Problem:
Every line of the material that follows must be printed again exactly.

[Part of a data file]
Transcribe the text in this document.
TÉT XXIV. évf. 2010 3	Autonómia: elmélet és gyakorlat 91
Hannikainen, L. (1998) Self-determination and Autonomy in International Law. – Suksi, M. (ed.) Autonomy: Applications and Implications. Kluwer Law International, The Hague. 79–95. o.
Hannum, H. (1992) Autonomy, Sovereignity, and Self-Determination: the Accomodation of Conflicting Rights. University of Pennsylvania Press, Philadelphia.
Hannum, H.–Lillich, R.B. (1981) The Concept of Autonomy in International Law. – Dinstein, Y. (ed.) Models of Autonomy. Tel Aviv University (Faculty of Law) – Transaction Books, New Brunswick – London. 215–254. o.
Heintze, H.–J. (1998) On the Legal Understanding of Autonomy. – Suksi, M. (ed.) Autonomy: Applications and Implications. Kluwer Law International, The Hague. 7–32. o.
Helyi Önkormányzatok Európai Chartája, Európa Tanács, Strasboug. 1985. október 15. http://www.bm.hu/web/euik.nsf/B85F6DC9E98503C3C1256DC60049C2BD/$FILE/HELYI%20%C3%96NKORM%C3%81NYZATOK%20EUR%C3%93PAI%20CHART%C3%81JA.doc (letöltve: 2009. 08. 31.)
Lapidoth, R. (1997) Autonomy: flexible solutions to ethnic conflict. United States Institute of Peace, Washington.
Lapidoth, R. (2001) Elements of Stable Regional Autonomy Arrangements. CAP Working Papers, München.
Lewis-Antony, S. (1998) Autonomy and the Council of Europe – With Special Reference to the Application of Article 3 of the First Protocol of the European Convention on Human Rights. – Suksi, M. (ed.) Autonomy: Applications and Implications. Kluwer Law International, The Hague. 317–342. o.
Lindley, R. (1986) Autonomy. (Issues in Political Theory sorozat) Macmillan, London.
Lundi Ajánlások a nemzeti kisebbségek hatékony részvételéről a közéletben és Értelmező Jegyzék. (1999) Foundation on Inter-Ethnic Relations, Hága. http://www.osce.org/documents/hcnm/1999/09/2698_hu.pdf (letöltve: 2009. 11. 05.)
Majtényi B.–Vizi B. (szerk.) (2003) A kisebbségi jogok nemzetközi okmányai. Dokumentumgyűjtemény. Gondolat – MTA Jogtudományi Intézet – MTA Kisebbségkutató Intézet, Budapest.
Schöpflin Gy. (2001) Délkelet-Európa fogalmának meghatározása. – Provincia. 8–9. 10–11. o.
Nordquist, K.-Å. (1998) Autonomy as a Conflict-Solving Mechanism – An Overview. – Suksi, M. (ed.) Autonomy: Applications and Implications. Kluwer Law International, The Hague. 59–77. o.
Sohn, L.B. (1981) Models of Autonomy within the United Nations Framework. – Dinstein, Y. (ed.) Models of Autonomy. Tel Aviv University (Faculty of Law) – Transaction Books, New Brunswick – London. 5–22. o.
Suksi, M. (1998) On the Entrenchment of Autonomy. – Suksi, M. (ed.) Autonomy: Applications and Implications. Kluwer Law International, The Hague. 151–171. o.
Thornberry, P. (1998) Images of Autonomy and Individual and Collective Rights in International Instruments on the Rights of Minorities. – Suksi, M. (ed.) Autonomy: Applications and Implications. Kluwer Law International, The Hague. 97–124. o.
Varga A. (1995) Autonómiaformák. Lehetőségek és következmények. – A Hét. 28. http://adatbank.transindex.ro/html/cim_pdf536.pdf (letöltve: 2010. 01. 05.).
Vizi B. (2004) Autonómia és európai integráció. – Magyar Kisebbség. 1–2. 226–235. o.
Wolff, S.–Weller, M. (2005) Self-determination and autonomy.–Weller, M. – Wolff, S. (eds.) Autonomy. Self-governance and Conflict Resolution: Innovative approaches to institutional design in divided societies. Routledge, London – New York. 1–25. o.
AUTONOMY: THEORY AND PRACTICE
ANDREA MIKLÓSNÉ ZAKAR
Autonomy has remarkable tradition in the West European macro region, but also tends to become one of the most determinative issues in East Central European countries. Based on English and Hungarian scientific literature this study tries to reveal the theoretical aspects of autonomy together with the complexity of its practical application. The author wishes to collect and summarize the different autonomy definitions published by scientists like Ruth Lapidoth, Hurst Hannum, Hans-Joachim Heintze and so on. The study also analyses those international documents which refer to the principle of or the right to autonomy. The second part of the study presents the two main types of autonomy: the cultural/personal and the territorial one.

Expected answer:
Transcribe the text in this document.
TÉT XXIV. évf. 2010 3	Autonómia: elmélet és gyakorlat 91
Hannikainen, L. (1998) Self-determination and Autonomy in International Law. – Suksi, M. (ed.) Autonomy: Applications and Implications. Kluwer Law International, The Hague. 79–95. o.
Hannum, H. (1992) Autonomy, Sovereignity, and Self-Determination: the Accomodation of Conflicting Rights. University of Pennsylvania Press, Philadelphia.
Hannum, H.–Lillich, R.B. (1981) The Concept of Autonomy in International Law. – Dinstein, Y. (ed.) Models of Autonomy. Tel Aviv University (Faculty of Law) – Transaction Books, New Brunswick – London. 215–254. o.
Heintze, H.–J. (1998) On the Legal Understanding of Autonomy. – Suksi, M. (ed.) Autonomy: Applications and Implications. Kluwer Law International, The Hague. 7–32. o.
Helyi Önkormányzatok Európai Chartája, Európa Tanács, Strasboug. 1985. október 15. http://www.bm.hu/web/euik.nsf/B85F6DC9E98503C3C1256DC60049C2BD/$FILE/HELYI%20%C3%96NKORM%C3%81NYZATOK%20EUR%C3%93PAI%20CHART%C3%81JA.doc (letöltve: 2009. 08. 31.)
Lapidoth, R. (1997) Autonomy: flexible solutions to ethnic conflict. United States Institute of Peace, Washington.
Lapidoth, R. (2001) Elements of Stable Regional Autonomy Arrangements. CAP Working Papers, München.
Lewis-Antony, S. (1998) Autonomy and the Council of Europe – With Special Reference to the Application of Article 3 of the First Protocol of the European Convention on Human Rights. – Suksi, M. (ed.) Autonomy: Applications and Implications. Kluwer Law International, The Hague. 317–342. o.
Lindley, R. (1986) Autonomy. (Issues in Political Theory sorozat) Macmillan, London.
Lundi Ajánlások a nemzeti kisebbségek hatékony részvételéről a közéletben és Értelmező Jegyzék. (1999) Foundation on Inter-Ethnic Relations, Hága. http://www.osce.org/documents/hcnm/1999/09/2698_hu.pdf (letöltve: 2009. 11. 05.)
Majtényi B.–Vizi B. (szerk.) (2003) A kisebbségi jogok nemzetközi okmányai. Dokumentumgyűjtemény. Gondolat – MTA Jogtudományi Intézet – MTA Kisebbségkutató Intézet, Budapest.
Schöpflin Gy. (2001) Délkelet-Európa fogalmának meghatározása. – Provincia. 8–9. 10–11. o.
Nordquist, K.-Å. (1998) Autonomy as a Conflict-Solving Mechanism – An Overview. – Suksi, M. (ed.) Autonomy: Applications and Implications. Kluwer Law International, The Hague. 59–77. o.
Sohn, L.B. (1981) Models of Autonomy within the United Nations Framework. – Dinstein, Y. (ed.) Models of Autonomy. Tel Aviv University (Faculty of Law) – Transaction Books, New Brunswick – London. 5–22. o.
Suksi, M. (1998) On the Entrenchment of Autonomy. – Suksi, M. (ed.) Autonomy: Applications and Implications. Kluwer Law International, The Hague. 151–171. o.
Thornberry, P. (1998) Images of Autonomy and Individual and Collective Rights in International Instruments on the Rights of Minorities. – Suksi, M. (ed.) Autonomy: Applications and Implications. Kluwer Law International, The Hague. 97–124. o.
Varga A. (1995) Autonómiaformák. Lehetőségek és következmények. – A Hét. 28. http://adatbank.transindex.ro/html/cim_pdf536.pdf (letöltve: 2010. 01. 05.).
Vizi B. (2004) Autonómia és európai integráció. – Magyar Kisebbség. 1–2. 226–235. o.
Wolff, S.–Weller, M. (2005) Self-determination and autonomy.–Weller, M. – Wolff, S. (eds.) Autonomy. Self-governance and Conflict Resolution: Innovative approaches to institutional design in divided societies. Routledge, London – New York. 1–25. o.
AUTONOMY: THEORY AND PRACTICE
ANDREA MIKLÓSNÉ ZAKAR
Autonomy has remarkable tradition in the West European macro region, but also tends to become one of the most determinative issues in East Central European countries. Based on English and Hungarian scientific literature this study tries to reveal the theoretical aspects of autonomy together with the complexity of its practical application. The author wishes to collect and summarize the different autonomy definitions published by scientists like Ruth Lapidoth, Hurst Hannum, Hans-Joachim Heintze and so on. The study also analyses those international documents which refer to the principle of or the right to autonomy. The second part of the study presents the two main types of autonomy: the cultural/personal and the territorial one.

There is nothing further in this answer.